● ASSIGNMENT: For the listing below, give the number of lines in which "mRNA" occurs. Add nothing.

● RECORD EXTRACTS:

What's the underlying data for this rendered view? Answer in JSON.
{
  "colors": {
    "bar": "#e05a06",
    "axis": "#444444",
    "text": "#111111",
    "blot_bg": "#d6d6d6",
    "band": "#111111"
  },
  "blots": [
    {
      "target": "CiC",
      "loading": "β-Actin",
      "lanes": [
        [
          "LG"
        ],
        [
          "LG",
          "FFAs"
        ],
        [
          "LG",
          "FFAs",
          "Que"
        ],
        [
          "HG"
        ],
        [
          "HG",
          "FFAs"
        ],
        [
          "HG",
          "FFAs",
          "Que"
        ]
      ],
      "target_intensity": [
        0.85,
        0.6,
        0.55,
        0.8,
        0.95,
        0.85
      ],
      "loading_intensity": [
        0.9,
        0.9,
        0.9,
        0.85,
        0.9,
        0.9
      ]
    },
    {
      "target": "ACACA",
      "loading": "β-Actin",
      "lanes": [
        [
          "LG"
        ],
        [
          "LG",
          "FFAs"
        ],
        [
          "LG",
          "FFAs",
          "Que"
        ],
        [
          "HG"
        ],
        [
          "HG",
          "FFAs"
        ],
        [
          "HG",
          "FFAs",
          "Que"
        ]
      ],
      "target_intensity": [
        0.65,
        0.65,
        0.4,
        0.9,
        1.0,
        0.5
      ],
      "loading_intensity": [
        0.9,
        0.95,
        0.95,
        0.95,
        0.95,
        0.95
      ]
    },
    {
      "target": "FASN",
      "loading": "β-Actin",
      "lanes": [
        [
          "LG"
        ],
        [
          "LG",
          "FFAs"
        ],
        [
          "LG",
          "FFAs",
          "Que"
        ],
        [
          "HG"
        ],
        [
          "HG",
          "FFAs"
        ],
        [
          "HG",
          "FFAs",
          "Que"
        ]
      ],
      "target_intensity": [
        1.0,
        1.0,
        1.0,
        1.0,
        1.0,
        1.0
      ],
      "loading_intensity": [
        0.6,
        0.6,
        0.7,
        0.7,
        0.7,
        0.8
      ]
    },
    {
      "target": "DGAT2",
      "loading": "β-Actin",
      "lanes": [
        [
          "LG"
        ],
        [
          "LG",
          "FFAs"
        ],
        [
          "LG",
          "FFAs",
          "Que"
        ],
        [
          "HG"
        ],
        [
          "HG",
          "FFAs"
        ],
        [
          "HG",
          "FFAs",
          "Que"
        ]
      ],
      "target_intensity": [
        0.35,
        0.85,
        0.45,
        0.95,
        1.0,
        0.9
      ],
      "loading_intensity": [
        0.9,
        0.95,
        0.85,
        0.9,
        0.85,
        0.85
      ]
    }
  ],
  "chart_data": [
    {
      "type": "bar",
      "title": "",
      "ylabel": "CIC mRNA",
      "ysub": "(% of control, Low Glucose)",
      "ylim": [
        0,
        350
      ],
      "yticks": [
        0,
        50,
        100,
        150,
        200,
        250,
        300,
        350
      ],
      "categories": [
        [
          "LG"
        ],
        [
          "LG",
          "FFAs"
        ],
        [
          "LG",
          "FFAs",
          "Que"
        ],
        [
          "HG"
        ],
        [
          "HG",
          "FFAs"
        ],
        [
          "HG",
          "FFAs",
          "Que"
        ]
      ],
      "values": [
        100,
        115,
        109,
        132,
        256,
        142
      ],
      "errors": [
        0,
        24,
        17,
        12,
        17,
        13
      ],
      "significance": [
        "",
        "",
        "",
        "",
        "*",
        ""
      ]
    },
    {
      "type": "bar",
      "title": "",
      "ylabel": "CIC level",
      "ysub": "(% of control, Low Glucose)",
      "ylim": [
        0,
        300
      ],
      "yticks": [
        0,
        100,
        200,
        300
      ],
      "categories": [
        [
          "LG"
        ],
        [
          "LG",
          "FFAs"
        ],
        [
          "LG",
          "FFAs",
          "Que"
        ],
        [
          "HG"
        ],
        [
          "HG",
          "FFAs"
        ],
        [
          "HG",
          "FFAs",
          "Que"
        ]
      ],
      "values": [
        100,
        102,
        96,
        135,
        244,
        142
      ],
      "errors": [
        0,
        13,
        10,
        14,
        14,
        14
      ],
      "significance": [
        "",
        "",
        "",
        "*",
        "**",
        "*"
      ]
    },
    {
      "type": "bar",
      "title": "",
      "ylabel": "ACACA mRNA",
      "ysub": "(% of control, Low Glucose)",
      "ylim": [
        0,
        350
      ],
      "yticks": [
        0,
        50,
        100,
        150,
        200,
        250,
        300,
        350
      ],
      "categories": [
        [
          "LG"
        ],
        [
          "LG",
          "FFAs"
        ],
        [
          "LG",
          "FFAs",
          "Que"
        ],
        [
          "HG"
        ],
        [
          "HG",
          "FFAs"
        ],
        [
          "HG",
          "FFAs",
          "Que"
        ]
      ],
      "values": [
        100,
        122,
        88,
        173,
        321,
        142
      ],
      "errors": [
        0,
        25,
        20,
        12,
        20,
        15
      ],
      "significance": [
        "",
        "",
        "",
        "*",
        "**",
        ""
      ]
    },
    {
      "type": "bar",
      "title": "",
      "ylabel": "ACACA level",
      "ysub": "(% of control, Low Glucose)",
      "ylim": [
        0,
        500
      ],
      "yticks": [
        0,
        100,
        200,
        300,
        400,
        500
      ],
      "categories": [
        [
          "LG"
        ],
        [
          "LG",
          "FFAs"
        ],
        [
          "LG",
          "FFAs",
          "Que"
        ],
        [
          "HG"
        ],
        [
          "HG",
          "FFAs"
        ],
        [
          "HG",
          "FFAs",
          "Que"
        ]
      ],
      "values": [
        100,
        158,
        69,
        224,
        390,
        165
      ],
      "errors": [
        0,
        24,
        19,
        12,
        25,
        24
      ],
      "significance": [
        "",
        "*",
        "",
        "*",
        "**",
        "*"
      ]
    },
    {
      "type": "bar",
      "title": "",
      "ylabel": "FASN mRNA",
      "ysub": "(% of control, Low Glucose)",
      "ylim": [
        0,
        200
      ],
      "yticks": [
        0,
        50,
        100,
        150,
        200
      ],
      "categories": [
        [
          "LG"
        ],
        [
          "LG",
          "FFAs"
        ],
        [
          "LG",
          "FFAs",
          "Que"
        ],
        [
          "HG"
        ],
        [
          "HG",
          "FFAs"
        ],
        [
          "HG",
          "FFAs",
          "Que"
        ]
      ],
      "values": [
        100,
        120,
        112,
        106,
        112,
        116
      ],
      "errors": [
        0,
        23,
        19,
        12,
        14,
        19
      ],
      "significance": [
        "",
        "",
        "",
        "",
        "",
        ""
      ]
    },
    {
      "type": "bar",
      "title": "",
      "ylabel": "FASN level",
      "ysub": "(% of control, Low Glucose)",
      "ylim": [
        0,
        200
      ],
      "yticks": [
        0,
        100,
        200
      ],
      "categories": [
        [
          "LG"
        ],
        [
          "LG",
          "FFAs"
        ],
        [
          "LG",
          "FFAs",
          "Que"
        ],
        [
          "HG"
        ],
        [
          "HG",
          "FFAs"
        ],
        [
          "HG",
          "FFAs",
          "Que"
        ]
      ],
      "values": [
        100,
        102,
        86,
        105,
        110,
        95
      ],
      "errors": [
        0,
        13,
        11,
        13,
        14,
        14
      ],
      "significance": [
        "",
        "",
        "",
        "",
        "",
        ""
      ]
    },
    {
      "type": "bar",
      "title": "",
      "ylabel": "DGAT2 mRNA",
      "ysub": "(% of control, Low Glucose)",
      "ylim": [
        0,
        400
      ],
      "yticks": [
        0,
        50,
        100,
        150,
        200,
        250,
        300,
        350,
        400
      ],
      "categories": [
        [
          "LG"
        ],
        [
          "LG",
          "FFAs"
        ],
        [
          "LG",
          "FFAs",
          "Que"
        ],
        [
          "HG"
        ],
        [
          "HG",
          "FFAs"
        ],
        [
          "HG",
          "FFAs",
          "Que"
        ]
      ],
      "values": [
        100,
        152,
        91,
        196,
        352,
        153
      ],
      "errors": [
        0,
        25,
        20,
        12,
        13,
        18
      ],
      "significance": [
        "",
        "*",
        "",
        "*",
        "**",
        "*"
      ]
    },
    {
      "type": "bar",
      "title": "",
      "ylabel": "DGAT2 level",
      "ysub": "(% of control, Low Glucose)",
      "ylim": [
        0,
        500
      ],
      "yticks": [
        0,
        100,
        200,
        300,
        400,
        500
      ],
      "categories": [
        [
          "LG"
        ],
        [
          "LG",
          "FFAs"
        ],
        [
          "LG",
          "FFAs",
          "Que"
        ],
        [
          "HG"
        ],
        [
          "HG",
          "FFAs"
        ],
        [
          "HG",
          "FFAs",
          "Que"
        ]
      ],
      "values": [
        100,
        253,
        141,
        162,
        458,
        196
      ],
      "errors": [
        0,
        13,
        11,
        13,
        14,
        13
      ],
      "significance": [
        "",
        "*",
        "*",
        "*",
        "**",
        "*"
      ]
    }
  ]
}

● EXERCISE RESPONSE: 4